● **Stored records**:
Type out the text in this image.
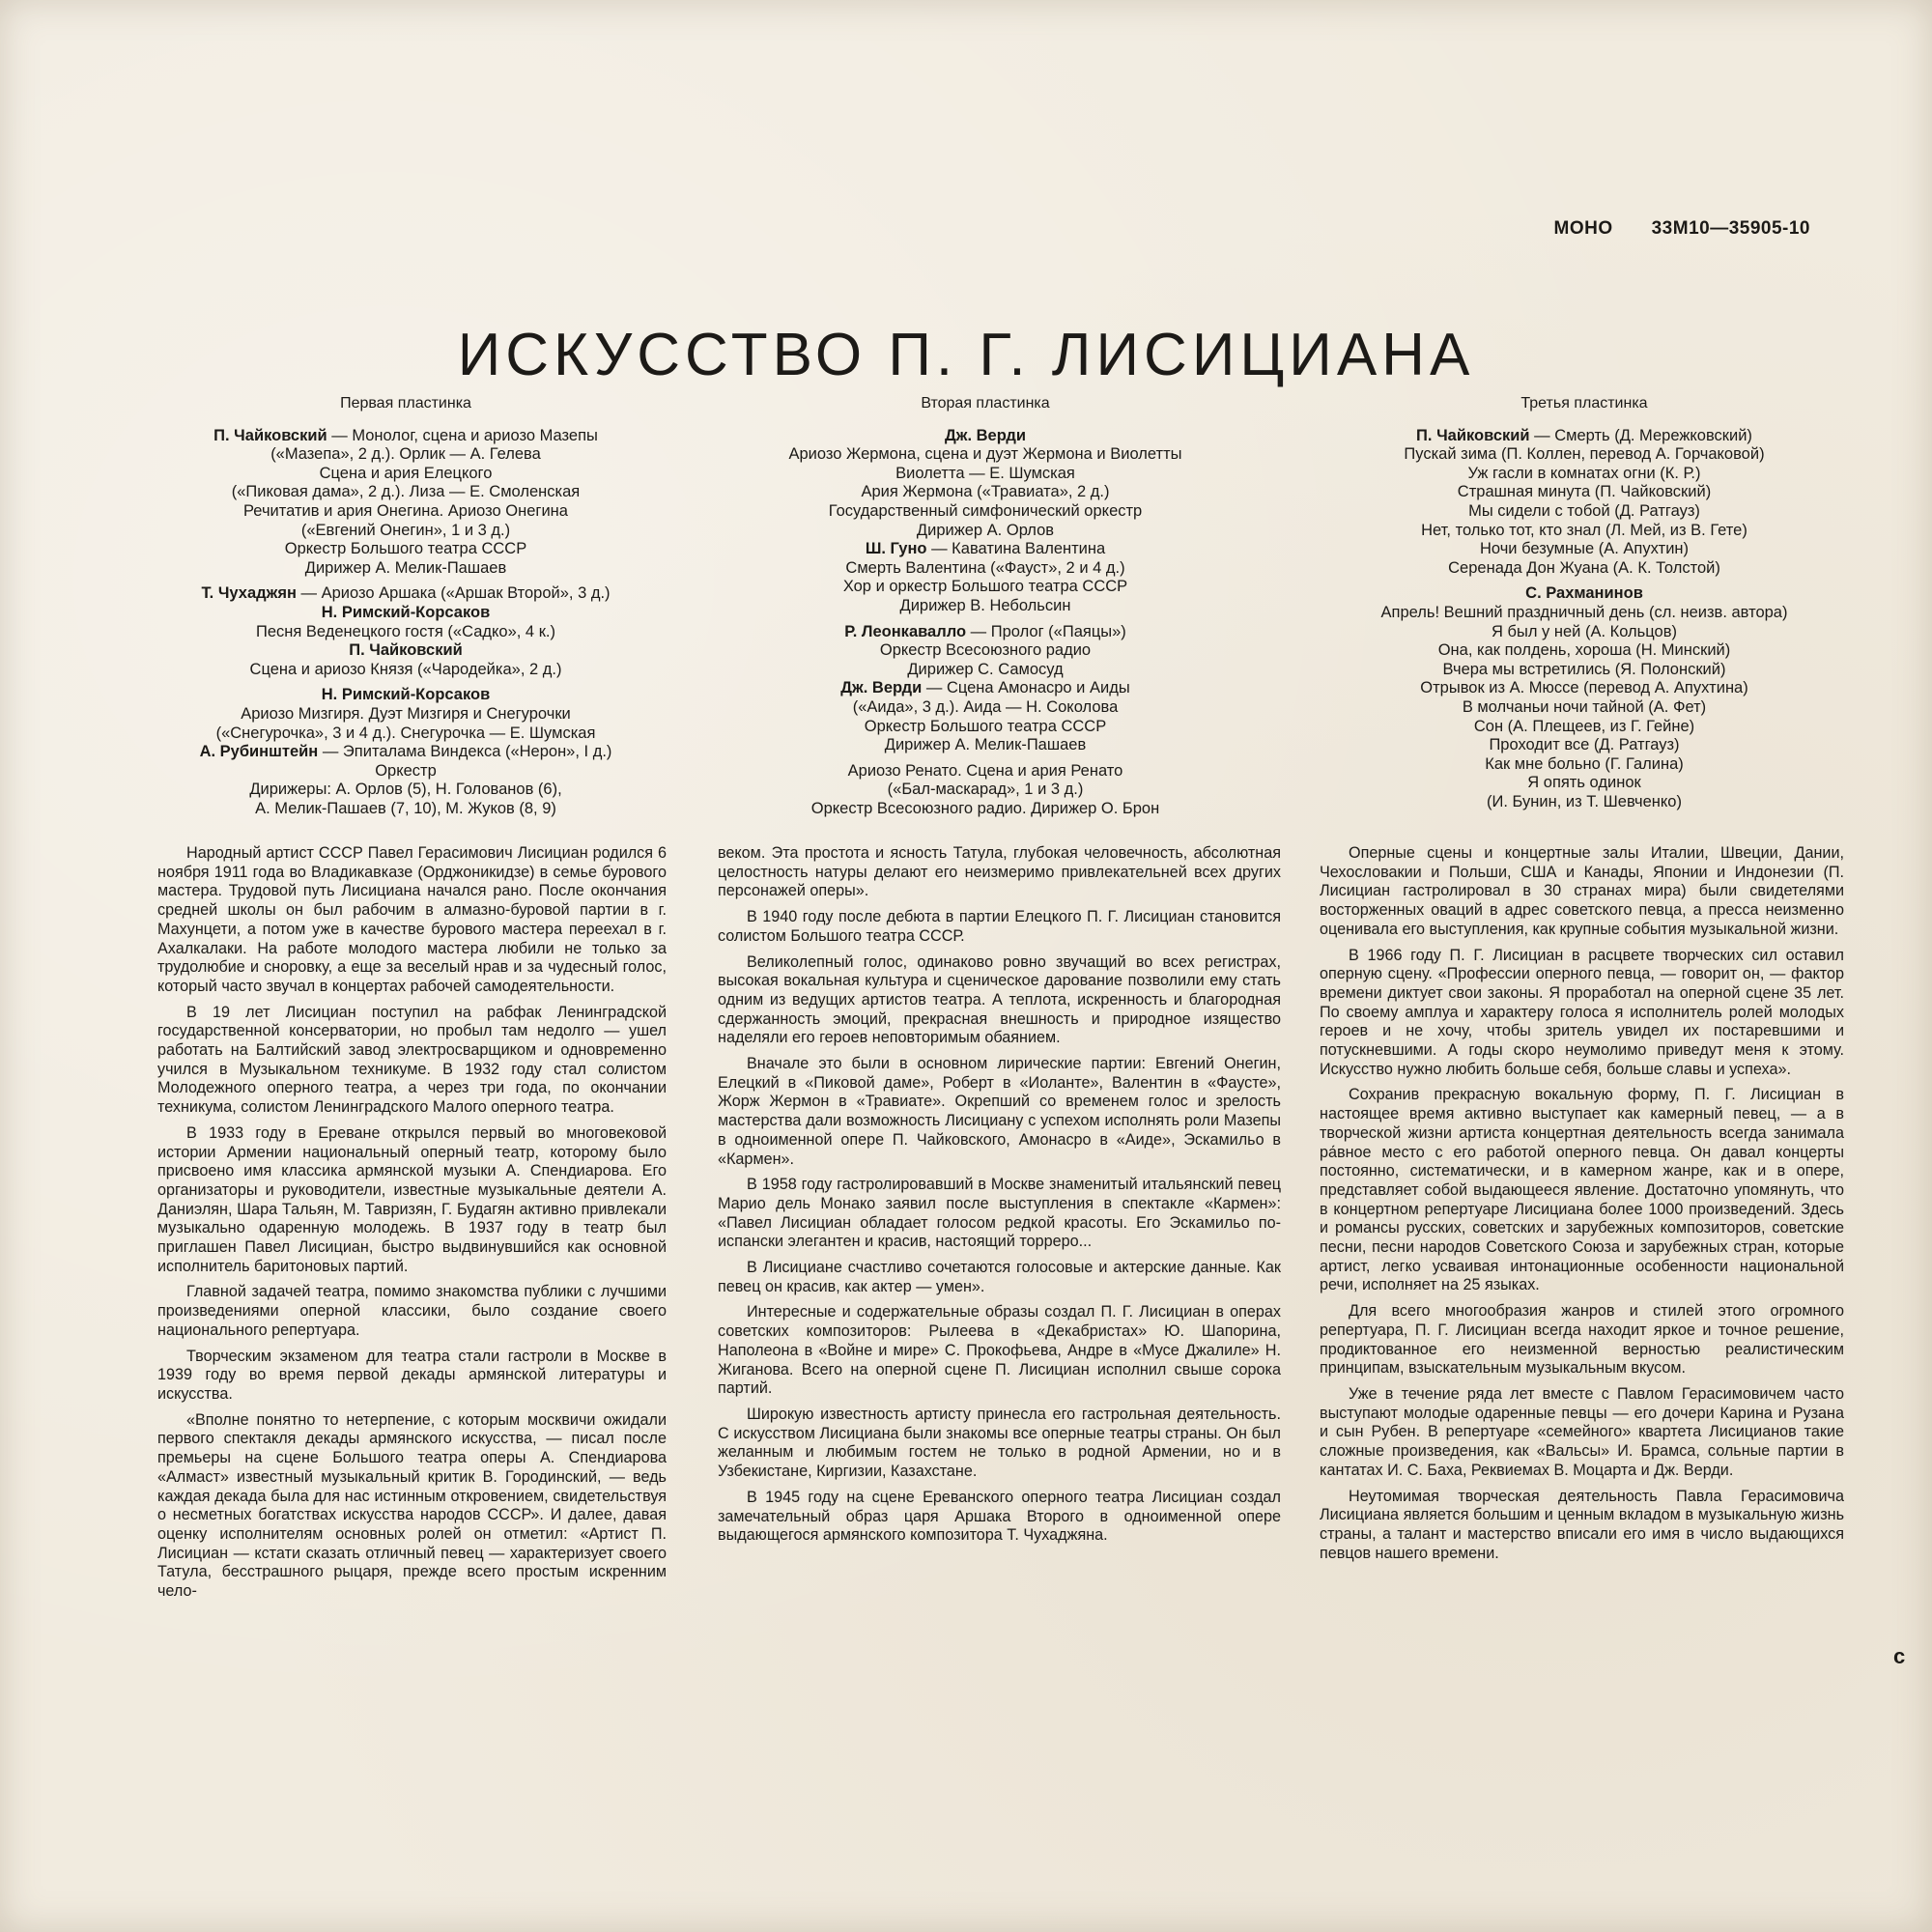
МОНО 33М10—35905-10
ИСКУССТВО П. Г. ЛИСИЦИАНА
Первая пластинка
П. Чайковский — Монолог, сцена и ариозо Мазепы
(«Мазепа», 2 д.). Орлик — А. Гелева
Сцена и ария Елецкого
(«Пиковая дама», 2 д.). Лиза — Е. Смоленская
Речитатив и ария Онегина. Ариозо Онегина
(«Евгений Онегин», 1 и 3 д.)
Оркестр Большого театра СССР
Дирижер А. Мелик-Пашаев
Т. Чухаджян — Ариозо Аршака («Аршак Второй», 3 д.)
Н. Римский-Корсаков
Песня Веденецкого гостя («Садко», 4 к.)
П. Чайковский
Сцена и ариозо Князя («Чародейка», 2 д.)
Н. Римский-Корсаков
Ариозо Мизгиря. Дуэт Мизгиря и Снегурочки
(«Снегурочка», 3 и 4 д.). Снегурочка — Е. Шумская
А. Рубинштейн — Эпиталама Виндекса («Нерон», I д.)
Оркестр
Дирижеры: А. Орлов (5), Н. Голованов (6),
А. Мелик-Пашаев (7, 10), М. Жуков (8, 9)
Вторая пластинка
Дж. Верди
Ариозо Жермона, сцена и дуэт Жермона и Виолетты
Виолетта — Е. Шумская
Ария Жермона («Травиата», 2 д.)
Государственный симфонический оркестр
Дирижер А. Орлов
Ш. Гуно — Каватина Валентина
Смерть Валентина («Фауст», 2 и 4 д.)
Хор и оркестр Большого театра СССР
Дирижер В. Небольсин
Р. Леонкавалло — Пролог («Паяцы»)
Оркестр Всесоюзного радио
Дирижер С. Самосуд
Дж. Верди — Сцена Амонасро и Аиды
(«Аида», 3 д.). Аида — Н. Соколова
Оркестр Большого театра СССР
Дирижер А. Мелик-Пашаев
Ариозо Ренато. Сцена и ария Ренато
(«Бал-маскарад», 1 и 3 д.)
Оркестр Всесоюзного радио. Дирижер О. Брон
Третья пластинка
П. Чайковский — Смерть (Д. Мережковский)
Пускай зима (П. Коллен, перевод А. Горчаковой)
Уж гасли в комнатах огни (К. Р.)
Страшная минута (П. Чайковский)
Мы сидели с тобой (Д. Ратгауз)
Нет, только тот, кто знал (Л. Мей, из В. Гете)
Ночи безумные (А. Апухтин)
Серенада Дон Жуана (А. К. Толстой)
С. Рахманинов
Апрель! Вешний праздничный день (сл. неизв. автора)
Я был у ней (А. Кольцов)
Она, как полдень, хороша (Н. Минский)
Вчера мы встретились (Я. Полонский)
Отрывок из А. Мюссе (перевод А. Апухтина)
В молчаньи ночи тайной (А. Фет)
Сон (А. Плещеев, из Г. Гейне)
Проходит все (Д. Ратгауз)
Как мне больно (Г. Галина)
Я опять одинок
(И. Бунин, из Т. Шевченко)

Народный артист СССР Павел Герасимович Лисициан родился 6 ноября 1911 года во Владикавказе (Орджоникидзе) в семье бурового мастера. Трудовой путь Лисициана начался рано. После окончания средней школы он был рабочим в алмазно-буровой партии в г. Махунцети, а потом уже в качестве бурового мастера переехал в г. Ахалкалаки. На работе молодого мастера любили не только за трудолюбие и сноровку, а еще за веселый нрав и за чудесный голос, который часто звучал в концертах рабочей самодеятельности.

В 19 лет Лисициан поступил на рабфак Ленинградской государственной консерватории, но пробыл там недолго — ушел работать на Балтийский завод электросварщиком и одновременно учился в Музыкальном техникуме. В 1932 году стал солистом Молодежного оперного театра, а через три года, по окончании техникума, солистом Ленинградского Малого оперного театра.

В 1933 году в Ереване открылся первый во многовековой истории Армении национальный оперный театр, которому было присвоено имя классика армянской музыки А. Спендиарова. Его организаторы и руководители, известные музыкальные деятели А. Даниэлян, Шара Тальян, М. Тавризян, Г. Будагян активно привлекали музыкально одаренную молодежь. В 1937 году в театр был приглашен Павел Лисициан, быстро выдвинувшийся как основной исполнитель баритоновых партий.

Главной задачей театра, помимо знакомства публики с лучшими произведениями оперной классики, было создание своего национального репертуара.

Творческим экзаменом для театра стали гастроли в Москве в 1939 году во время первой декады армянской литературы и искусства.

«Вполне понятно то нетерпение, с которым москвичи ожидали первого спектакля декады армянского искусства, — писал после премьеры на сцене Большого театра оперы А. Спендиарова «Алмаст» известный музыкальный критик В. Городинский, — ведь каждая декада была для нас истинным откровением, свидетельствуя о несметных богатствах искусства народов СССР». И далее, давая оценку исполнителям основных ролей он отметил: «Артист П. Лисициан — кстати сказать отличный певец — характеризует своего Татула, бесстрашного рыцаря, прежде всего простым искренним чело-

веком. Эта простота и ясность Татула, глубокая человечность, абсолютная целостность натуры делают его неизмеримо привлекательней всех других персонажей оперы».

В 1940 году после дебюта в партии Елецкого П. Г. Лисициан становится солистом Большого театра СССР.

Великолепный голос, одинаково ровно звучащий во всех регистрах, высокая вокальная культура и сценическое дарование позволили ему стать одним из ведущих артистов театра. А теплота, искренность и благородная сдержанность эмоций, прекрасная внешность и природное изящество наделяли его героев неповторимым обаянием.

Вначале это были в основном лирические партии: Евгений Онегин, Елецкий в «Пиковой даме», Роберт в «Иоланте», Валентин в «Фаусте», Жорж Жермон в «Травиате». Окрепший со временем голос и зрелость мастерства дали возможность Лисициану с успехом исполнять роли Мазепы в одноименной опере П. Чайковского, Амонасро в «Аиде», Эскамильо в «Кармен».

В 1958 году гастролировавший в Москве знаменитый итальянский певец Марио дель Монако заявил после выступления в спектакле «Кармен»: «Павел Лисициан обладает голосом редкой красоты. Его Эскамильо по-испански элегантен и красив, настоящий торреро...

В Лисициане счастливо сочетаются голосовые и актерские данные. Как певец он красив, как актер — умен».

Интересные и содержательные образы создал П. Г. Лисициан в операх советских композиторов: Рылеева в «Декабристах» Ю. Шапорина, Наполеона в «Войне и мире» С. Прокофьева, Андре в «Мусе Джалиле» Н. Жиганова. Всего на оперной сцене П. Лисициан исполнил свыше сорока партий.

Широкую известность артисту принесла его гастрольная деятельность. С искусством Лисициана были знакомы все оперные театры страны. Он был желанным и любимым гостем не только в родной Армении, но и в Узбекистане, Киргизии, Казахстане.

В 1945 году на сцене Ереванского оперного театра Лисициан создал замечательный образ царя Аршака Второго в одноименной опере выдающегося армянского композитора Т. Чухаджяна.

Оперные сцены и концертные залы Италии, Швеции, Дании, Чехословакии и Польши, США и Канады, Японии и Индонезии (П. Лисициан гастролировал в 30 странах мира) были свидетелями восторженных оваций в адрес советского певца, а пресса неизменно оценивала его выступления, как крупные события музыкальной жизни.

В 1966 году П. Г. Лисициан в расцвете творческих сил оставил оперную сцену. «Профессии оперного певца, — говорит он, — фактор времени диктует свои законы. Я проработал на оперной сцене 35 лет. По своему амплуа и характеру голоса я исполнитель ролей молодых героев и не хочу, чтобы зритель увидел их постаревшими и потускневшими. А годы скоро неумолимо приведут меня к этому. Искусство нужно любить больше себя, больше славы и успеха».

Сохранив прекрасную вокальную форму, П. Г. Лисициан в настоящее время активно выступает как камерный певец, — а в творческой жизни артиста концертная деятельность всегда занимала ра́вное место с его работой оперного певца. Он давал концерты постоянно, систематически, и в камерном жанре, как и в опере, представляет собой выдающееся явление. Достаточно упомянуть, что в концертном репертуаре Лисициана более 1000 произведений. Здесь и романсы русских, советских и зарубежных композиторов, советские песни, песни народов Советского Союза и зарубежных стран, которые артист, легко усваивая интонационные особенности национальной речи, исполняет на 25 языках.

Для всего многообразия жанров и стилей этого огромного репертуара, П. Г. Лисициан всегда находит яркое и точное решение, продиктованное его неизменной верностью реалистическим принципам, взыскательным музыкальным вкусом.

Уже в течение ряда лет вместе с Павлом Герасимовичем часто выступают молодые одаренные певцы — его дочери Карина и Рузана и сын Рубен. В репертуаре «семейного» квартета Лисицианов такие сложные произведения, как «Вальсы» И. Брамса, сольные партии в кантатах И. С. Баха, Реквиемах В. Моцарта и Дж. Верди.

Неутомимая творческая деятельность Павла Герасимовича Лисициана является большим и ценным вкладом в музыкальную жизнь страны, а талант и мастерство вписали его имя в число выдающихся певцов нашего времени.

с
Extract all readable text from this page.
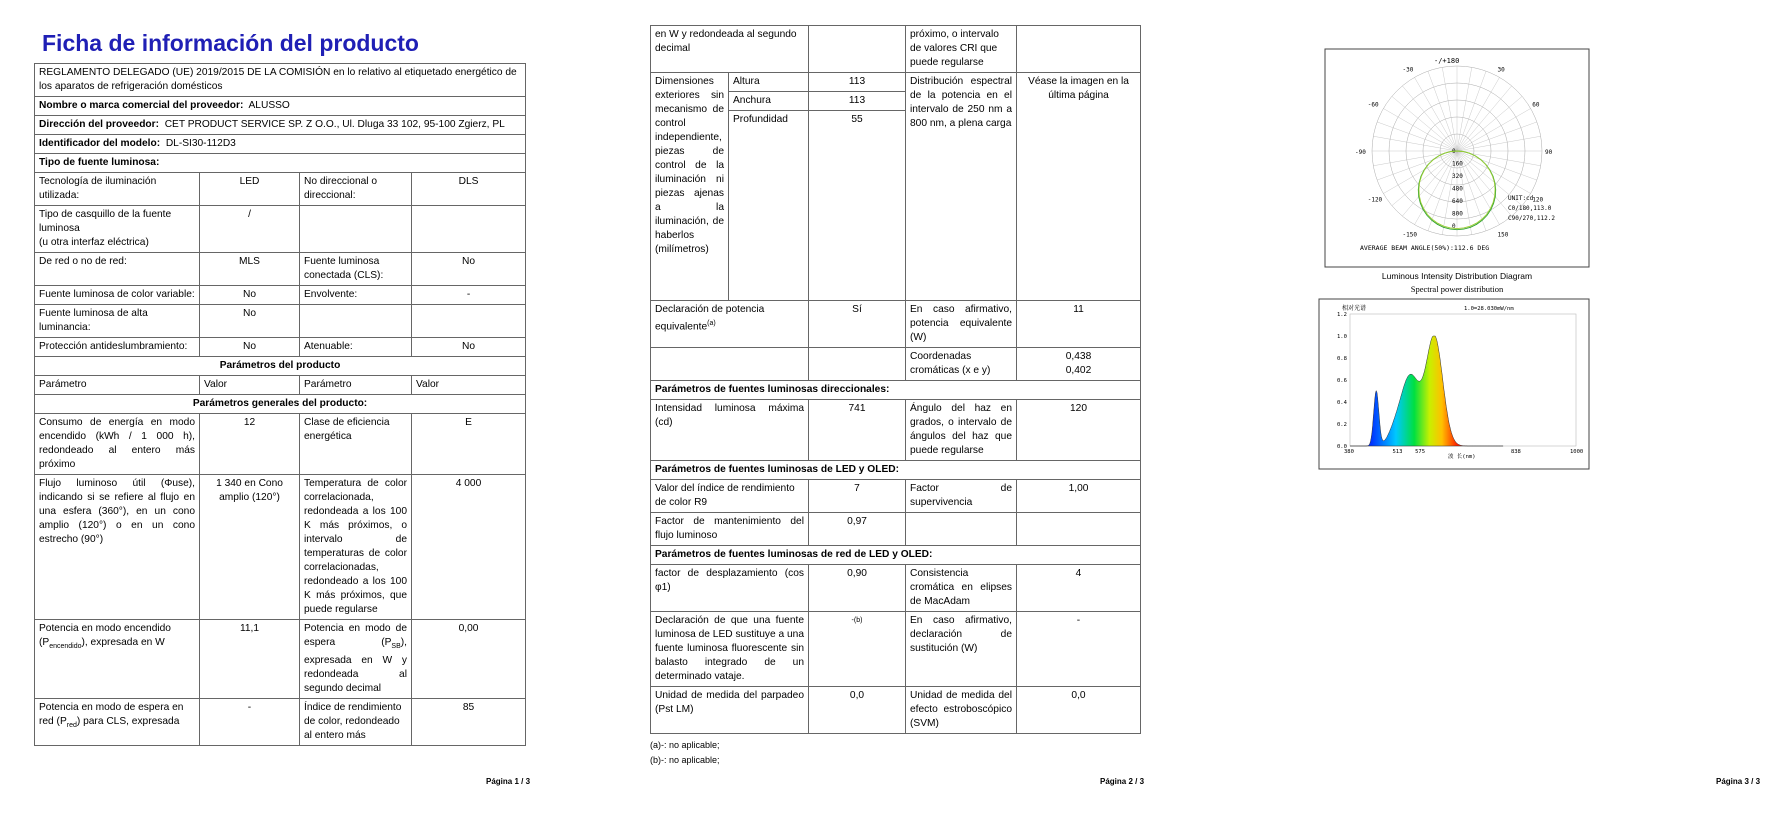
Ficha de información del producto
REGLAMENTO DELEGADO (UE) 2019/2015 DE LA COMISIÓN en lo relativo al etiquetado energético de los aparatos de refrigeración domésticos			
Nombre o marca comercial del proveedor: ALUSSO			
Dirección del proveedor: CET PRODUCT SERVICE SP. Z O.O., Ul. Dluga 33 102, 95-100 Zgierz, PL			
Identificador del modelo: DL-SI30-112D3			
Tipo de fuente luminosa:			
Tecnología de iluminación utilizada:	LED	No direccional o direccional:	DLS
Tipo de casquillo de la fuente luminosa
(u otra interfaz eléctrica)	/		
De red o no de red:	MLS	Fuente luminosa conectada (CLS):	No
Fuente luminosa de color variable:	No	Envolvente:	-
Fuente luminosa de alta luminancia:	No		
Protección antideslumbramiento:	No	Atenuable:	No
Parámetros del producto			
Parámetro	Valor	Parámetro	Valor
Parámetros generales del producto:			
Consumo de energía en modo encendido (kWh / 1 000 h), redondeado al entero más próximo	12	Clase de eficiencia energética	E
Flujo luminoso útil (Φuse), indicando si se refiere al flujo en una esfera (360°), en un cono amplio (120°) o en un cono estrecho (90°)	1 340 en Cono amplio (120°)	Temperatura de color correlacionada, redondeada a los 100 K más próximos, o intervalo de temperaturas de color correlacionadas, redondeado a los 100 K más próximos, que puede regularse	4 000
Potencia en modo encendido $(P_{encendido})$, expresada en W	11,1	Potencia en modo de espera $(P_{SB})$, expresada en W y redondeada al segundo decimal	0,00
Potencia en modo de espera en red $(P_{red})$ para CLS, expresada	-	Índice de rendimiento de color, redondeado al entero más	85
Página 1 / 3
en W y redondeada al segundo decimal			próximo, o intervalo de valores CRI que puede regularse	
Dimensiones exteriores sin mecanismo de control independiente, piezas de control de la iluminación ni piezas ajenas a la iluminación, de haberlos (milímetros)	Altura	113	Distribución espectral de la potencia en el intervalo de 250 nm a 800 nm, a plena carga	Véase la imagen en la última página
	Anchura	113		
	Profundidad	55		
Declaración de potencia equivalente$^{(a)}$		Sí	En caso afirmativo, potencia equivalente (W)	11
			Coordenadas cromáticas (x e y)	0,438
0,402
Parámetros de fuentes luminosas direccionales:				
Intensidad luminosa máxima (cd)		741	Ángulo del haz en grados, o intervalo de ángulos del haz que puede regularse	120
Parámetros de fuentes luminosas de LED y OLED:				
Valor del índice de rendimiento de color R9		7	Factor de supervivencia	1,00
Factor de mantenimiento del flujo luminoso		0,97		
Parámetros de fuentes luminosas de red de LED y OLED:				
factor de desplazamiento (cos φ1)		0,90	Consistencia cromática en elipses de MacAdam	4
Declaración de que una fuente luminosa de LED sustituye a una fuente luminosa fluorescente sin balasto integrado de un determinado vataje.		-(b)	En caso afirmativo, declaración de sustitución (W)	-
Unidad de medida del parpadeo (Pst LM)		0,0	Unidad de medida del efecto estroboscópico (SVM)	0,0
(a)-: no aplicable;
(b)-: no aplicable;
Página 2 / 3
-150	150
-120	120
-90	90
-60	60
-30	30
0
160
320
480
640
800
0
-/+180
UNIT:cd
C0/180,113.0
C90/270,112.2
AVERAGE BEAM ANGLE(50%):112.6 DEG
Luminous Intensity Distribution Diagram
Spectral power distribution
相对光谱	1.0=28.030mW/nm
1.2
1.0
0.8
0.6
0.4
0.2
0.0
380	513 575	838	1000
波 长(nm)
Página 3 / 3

● **Exercise goal**:
For the entries shown above, give the number of lines that include the word "encendido", without any other text.

● **Solution for this task**:
2